▸ Document excerpt
The only point raised by the Republican Senator McCain’s favoring sending of additional troops was that they were necessary to ensure that the regional countries do not move in to take control of regions within Iraq incase the country was to fall apart as a result of civil war. The only answer to such a challenge, Kennedy maintained, was a diplomatic engagement with the neighboring countries.

In addition to the conviction and common sense there is also the politics of this positioning. The endless war in Iraq has clearly become the crowing blunder of the Bush presidency. This blunder is one that the Democrats have obviously identified as a key political asset in the 2008 presidential race. As the Bush presidency’s Iraq policy is worn to shreds the Democrats see themselves as the net gainers. They have already tasted blood in the Congressional elections. This is going to be a bigger election issue than ever before. The Democrats will convert the growing public and media anger into the rationale for the Congress setting up a number of inquiry commissions into the handling of Iraq war.

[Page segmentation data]
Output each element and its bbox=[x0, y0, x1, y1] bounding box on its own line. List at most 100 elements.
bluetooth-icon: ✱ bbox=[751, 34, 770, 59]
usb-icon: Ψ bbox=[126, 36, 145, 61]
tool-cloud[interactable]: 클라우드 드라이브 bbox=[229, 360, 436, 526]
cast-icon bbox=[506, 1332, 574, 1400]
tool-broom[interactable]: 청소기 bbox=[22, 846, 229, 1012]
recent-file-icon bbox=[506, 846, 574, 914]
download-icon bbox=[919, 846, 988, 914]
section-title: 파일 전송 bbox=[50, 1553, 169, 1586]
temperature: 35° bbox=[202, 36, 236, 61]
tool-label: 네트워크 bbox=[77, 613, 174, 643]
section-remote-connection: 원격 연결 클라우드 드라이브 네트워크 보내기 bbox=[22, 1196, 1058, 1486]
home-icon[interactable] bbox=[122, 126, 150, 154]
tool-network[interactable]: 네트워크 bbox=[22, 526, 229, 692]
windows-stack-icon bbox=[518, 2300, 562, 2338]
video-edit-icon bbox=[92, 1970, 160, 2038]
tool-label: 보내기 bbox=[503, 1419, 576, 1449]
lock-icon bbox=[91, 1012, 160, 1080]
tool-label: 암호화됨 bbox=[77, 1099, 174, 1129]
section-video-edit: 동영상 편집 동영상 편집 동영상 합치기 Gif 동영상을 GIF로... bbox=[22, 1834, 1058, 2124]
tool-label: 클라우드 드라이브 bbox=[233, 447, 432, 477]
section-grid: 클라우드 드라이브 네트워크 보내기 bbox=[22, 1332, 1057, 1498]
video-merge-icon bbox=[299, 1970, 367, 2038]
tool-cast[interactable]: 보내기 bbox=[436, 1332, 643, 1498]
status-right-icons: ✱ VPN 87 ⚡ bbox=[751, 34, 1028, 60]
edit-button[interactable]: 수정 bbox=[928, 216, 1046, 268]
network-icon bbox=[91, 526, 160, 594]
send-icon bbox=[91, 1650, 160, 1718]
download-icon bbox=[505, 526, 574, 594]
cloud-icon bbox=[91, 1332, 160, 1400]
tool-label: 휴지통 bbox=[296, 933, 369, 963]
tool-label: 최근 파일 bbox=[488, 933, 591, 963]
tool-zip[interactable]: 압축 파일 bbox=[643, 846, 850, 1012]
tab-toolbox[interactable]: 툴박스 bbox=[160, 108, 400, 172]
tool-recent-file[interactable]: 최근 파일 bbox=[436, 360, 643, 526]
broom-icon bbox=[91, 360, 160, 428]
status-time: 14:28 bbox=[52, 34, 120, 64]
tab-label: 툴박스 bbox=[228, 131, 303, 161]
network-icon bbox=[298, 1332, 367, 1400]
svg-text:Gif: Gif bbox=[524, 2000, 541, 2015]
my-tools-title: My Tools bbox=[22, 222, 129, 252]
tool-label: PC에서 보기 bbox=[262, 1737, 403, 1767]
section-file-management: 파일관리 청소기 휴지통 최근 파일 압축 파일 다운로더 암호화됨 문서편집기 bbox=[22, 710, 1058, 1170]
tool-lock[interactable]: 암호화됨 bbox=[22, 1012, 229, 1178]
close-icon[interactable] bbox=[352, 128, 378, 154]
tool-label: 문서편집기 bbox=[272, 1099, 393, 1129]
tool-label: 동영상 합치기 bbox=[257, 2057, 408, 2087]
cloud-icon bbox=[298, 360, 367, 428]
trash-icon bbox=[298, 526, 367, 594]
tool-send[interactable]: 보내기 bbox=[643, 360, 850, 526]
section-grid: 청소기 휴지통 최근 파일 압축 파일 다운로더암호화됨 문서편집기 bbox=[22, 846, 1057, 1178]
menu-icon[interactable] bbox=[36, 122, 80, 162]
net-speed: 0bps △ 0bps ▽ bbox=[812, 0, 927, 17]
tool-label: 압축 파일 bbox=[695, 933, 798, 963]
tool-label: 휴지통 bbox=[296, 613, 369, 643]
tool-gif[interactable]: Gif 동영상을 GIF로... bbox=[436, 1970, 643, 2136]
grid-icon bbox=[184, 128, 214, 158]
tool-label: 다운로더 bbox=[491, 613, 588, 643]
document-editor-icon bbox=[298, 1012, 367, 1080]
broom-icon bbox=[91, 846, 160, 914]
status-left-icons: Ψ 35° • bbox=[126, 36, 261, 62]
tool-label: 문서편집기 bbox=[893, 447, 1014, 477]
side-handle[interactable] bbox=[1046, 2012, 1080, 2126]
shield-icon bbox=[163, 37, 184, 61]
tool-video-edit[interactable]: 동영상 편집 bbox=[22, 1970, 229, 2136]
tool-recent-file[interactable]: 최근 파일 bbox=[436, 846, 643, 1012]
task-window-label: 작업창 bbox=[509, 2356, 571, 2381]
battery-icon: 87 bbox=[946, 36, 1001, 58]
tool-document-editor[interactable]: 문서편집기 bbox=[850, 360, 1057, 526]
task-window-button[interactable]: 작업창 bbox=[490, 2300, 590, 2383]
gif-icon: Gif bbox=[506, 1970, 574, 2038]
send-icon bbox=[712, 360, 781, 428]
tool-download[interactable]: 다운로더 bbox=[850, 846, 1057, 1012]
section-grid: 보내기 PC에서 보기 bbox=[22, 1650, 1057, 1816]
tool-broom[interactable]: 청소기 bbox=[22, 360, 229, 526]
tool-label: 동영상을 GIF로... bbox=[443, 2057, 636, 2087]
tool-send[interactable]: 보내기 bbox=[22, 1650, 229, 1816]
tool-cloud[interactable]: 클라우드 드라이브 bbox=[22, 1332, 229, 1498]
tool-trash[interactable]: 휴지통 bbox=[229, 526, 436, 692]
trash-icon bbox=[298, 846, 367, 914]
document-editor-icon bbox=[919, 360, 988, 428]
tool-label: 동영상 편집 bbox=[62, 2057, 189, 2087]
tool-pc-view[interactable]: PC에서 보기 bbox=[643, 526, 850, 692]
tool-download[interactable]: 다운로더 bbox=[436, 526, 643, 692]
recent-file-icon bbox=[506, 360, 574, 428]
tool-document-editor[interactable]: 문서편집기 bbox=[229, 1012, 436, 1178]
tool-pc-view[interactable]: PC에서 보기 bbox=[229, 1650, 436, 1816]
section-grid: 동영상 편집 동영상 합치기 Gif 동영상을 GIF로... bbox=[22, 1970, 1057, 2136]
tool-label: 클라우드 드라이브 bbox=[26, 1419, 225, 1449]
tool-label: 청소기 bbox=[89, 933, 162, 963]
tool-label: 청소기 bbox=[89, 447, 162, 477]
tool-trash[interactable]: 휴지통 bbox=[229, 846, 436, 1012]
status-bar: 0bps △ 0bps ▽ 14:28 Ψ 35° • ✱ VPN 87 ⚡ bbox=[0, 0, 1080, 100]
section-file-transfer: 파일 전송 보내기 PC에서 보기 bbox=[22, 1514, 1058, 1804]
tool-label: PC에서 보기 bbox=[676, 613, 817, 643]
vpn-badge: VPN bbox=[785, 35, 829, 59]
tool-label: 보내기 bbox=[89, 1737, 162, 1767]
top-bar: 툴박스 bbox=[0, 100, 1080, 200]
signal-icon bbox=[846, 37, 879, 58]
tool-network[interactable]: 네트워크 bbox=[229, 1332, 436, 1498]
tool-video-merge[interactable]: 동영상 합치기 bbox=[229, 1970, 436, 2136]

▸ Set of tasks
#1 Using the commentary on the Iraq war, decide whether each statement agrees with it. Answer yes or no and quote the words from the commentary that decide it.
(a) Kennedy held that diplomatic engagement with neighboring countries was the only answer to the challenge.
(b) McCain opposed sending additional troops.
(c) The Democrats have already tasted blood in the Congressional elections.
#2 According to the commentary on the Iraq war, what will the Democrats turn the growing public and media anger into?
#3 Summarize the commentary on the Iraq war in two sentences.

▸ Your responses
#1
(a) Yes: "The only answer to such a challenge, Kennedy maintained, was a diplomatic engagement with the neighboring countries."
(b) No: "Republican Senator McCain’s favoring sending of additional troops"
(c) Yes: "They have already tasted blood in the Congressional elections."

#2 They will turn it into the rationale for Congress to set up a number of inquiry commissions into the handling of the Iraq war.

#3 McCain argued that more troops were needed to keep regional countries from taking control of parts of Iraq if civil war broke the country apart, while Kennedy held that diplomatic engagement with neighboring countries was the only answer. The war has become a blunder of the Bush presidency that Democrats see as a key political asset for the 2008 race, and they will turn public and media anger into the rationale for Congressional inquiry commissions into its handling.